Les débats au Conseil de sécurité ont duré trois jours, car les puissances occidentales représentées au Conseil de sécurité estimaient qu’ « il n’y avait pas assez de preuves pour condamner nommément Israël ». Les Etats-Unis et la Grande Bretagne menaçaient d’opposer leur véto si la responsabilité d’Israël est mentionnée dans la résolution.
Un compromis fut finalement trouvé. Dans un article en date du 24 juin 2019 dans le magazine en ligne ‘’Leaders’’, l’ancien ambassadeur tunisien Ahmed Ounaïes explique ce compromis en ces termes : « le compromis pouvant concilier l’exigence de la délégation tunisienne et le non-veto a consisté à placer un alinéa relatif à Israël dans le préambule et non pas dans le dispositif du projet de Résolution. Cet alinéa, sobre et objectif, se présente ainsi: ‘’ (Le Conseil) considérant que dans sa Résolution 573 (1985), adoptée à la suite de l’acte d’agression commis le 1er octobre 1985 par Israël contre la souveraineté et l’intégrité territoriale de la Tunisie, il avait condamné Israël et exigé qu’il s’abstienne de perpétrer de tels actes d’agression ou de menacer de le faire.’’ Ensuite, le dispositif de la Résolution commence par: « (Le Conseil) condamne avec vigueur l’agression perpétrée le 16 avril 1988 contre la souveraineté et l’intégrité territoriale de la Tunisie, en violation flagrante de la Charte des Nations unies, du droit et des normes de conduite internationaux». Cette formule, laborieusement négociée, est finalement acceptée par l’ensemble des membres du Conseil. »

━━━━━━━━━━━━━━━━

**QUESTIONS À TRAITER**
• 1. Recopiez le passage de l'extrait qui commence par « Les débats au » et se termine par « dans la résolution. ».
• 2. Répondez aux questions suivantes à partir de l'extrait.
(a) Combien de temps les débats au Conseil de sécurité ont-ils duré ?
(b) Quels pays menaçaient d'opposer leur veto ?
(c) À quelle date a été perpétrée l'agression que le dispositif de la résolution condamne avec vigueur ?
La liste placée après l'extrait constitue un matériau distinct de celui-ci.

━━━━━━━━━━━━━━━━

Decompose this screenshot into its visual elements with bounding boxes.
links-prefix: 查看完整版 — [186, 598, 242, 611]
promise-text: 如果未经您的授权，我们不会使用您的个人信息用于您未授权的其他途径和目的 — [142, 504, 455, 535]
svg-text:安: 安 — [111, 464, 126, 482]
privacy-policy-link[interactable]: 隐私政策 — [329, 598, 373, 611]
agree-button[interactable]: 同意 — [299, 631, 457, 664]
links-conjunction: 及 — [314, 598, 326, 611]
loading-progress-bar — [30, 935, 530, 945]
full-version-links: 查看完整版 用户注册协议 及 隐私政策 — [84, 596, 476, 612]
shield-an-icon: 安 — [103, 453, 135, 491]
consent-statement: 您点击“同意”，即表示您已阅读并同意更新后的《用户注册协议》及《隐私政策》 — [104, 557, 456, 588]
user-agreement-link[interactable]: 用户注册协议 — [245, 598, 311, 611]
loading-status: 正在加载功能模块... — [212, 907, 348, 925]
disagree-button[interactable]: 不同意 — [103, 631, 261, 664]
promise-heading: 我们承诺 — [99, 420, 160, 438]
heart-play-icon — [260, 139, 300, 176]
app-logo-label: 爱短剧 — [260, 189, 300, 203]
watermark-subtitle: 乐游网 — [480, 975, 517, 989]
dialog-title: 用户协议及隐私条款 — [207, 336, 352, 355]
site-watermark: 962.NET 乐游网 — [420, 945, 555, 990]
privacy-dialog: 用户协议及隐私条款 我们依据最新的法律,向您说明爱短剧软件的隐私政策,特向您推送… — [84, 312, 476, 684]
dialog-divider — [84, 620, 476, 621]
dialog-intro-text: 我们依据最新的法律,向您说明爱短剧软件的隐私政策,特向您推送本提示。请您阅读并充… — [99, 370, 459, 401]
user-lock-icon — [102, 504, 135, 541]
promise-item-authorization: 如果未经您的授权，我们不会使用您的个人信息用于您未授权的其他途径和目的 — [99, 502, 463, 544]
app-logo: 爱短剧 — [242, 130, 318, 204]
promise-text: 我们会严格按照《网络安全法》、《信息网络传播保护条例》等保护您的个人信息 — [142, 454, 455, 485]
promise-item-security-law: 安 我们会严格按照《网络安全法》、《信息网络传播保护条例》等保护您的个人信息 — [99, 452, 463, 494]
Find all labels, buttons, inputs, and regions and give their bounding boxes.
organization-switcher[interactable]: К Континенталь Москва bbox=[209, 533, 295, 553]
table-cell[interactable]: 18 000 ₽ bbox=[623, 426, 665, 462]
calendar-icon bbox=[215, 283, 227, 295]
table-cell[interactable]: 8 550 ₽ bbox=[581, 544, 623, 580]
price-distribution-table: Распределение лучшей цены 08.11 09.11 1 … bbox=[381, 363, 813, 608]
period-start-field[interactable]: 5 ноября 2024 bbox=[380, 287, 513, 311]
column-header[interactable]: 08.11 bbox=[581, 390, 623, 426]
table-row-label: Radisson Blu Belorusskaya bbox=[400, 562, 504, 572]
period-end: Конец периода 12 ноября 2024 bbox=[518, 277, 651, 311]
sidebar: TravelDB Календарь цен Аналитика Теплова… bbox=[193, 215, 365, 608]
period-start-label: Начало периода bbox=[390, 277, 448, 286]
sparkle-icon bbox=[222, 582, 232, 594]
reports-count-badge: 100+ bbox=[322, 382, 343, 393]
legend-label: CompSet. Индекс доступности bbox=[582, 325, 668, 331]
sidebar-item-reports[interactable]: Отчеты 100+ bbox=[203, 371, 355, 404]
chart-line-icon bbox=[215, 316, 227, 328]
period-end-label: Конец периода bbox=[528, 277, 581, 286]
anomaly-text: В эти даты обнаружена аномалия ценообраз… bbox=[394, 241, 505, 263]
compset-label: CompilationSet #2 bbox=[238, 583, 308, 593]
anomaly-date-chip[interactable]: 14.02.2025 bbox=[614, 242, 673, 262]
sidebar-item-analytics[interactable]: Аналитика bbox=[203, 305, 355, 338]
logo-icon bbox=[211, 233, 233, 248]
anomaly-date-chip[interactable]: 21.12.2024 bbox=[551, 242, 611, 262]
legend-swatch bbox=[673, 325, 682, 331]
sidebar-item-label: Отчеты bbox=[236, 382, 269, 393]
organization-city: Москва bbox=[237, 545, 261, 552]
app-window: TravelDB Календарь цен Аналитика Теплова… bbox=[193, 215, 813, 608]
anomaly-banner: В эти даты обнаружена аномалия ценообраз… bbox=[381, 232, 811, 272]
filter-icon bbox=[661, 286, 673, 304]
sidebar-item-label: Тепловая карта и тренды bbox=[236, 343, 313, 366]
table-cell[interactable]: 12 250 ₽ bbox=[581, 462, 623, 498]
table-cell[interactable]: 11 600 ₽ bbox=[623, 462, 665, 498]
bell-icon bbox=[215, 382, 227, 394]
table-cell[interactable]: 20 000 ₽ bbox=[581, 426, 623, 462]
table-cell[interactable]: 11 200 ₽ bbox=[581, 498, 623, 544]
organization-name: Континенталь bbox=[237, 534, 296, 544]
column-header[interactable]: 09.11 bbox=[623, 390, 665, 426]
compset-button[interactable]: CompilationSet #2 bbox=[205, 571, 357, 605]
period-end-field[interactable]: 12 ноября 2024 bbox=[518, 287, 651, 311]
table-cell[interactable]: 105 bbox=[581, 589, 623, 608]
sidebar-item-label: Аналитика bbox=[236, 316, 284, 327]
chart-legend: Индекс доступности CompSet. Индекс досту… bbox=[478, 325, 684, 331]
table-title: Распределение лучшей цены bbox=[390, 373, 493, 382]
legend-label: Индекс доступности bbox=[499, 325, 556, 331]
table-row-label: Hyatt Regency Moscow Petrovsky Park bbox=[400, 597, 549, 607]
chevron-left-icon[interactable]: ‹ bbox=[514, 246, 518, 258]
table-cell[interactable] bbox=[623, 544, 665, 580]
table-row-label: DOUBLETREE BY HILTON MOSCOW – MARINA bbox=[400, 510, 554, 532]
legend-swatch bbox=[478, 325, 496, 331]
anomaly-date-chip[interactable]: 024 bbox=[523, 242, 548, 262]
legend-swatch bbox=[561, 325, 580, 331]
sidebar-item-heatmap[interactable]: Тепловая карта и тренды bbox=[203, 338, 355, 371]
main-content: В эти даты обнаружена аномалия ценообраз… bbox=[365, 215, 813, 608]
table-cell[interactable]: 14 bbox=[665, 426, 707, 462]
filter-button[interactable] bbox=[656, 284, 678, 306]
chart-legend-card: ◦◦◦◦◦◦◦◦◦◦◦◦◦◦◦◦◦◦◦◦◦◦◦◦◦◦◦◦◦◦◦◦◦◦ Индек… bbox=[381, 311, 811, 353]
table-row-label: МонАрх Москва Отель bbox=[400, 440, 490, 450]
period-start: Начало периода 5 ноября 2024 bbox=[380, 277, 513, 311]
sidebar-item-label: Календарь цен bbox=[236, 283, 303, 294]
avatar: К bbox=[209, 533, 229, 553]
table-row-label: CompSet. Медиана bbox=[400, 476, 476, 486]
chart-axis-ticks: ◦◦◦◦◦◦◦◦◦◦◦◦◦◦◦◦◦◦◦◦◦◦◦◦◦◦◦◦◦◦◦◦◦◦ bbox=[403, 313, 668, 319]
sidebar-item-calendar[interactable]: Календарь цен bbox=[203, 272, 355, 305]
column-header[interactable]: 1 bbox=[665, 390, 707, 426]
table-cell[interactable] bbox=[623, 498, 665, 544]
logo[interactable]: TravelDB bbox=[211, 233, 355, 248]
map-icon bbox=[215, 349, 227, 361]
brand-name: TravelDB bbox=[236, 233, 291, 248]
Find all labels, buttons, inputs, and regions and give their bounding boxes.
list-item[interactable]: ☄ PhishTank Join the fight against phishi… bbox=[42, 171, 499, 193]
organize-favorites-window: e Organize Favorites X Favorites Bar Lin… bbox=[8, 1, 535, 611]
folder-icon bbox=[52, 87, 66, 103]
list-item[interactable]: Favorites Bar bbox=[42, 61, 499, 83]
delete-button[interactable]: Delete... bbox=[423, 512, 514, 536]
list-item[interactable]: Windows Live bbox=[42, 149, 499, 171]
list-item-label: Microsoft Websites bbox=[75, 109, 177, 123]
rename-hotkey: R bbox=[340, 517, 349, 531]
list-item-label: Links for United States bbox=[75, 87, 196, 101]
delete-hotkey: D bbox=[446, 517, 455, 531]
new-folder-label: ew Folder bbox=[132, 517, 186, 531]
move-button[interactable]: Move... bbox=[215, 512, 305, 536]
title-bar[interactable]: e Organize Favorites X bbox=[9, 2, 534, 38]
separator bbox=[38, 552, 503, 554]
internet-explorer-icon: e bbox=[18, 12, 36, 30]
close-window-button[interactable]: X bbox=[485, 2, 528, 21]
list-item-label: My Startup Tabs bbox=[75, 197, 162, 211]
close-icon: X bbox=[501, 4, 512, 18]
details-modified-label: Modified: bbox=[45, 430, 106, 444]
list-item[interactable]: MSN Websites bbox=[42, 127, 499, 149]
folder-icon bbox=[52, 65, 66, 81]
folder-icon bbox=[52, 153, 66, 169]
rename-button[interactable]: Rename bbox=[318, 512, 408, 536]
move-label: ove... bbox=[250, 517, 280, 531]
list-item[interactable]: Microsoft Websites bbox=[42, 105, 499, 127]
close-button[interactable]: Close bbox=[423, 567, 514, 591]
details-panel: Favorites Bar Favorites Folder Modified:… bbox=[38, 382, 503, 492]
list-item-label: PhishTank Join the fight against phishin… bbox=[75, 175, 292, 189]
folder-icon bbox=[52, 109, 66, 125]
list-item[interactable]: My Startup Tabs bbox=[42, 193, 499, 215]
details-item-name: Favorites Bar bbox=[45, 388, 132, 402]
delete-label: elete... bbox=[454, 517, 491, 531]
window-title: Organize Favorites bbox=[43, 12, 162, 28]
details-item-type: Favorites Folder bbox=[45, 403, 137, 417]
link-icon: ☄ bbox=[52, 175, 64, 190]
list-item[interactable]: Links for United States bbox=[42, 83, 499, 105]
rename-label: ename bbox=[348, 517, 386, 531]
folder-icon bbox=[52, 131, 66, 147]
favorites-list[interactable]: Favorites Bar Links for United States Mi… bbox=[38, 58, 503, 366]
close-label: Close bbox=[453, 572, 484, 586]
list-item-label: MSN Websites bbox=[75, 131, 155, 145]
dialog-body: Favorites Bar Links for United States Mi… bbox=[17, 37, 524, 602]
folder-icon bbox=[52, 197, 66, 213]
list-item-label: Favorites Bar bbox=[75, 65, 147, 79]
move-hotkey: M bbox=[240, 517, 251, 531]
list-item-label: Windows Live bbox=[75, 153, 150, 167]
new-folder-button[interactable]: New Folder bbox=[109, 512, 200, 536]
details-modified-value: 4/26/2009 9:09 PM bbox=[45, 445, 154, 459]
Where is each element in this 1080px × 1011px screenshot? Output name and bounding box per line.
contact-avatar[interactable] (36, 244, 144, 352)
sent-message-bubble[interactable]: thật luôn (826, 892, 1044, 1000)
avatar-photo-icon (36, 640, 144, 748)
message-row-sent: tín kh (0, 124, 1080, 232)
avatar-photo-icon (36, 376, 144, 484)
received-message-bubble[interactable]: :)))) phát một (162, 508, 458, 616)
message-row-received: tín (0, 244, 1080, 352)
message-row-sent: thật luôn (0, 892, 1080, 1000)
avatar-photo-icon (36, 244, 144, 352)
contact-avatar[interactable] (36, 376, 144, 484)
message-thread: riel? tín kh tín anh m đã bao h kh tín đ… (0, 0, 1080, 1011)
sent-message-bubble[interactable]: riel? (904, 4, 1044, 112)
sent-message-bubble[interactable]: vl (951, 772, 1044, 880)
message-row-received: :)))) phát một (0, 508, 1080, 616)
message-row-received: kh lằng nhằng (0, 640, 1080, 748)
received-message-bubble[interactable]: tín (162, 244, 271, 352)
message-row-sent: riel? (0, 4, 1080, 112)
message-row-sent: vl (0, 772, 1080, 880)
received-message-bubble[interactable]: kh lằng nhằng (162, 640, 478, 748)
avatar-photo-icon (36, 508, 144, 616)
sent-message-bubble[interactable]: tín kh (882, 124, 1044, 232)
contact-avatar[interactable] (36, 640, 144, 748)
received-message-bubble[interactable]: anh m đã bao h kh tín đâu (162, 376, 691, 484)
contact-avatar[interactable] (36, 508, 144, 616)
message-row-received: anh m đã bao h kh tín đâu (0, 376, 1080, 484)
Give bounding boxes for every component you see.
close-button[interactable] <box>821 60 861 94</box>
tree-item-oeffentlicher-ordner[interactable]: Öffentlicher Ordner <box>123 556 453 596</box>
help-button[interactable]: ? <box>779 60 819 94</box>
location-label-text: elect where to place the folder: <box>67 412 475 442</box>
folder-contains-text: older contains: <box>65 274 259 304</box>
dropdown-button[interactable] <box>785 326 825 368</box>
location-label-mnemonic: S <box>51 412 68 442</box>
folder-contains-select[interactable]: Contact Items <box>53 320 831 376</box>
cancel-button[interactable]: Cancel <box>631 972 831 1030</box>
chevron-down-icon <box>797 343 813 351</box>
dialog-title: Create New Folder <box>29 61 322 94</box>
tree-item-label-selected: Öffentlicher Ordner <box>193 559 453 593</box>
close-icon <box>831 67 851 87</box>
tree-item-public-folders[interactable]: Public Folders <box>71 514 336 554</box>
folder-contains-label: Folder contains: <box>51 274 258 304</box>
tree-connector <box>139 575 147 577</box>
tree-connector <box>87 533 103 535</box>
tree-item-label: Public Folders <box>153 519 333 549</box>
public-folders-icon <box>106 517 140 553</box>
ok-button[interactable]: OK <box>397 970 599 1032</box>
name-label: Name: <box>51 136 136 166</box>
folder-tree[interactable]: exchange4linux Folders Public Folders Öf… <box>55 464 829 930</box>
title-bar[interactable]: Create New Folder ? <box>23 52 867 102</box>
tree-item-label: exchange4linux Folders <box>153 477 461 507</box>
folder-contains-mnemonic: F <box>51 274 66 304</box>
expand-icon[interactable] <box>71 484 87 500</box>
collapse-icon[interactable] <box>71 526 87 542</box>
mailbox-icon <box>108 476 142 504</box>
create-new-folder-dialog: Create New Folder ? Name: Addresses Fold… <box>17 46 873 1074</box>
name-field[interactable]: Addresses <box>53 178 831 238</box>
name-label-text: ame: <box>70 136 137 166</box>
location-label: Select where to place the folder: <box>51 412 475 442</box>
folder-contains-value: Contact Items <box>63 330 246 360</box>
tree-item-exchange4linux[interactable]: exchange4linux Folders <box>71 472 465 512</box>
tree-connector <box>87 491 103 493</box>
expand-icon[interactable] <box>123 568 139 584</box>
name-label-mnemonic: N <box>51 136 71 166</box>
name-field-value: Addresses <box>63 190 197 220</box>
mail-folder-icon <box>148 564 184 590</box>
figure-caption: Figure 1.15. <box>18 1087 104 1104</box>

━━━━━━━━━━━━━━━━

**CORRIGÉ DES EXERCICES**
• 1.
Les débats au Conseil de sécurité ont duré trois jours, car les puissances occidentales représentées au Conseil de sécurité estimaient qu’ « il n’y avait pas assez de preuves pour condamner nommément Israël ». Les Etats-Unis et la Grande Bretagne menaçaient d’opposer leur véto si la responsabilité d’Israël est mentionnée dans la résolution.

• 2.
(a) Ils ont duré trois jours.
(b) Les États-Unis et la Grande-Bretagne.
(c) Le 16 avril 1988.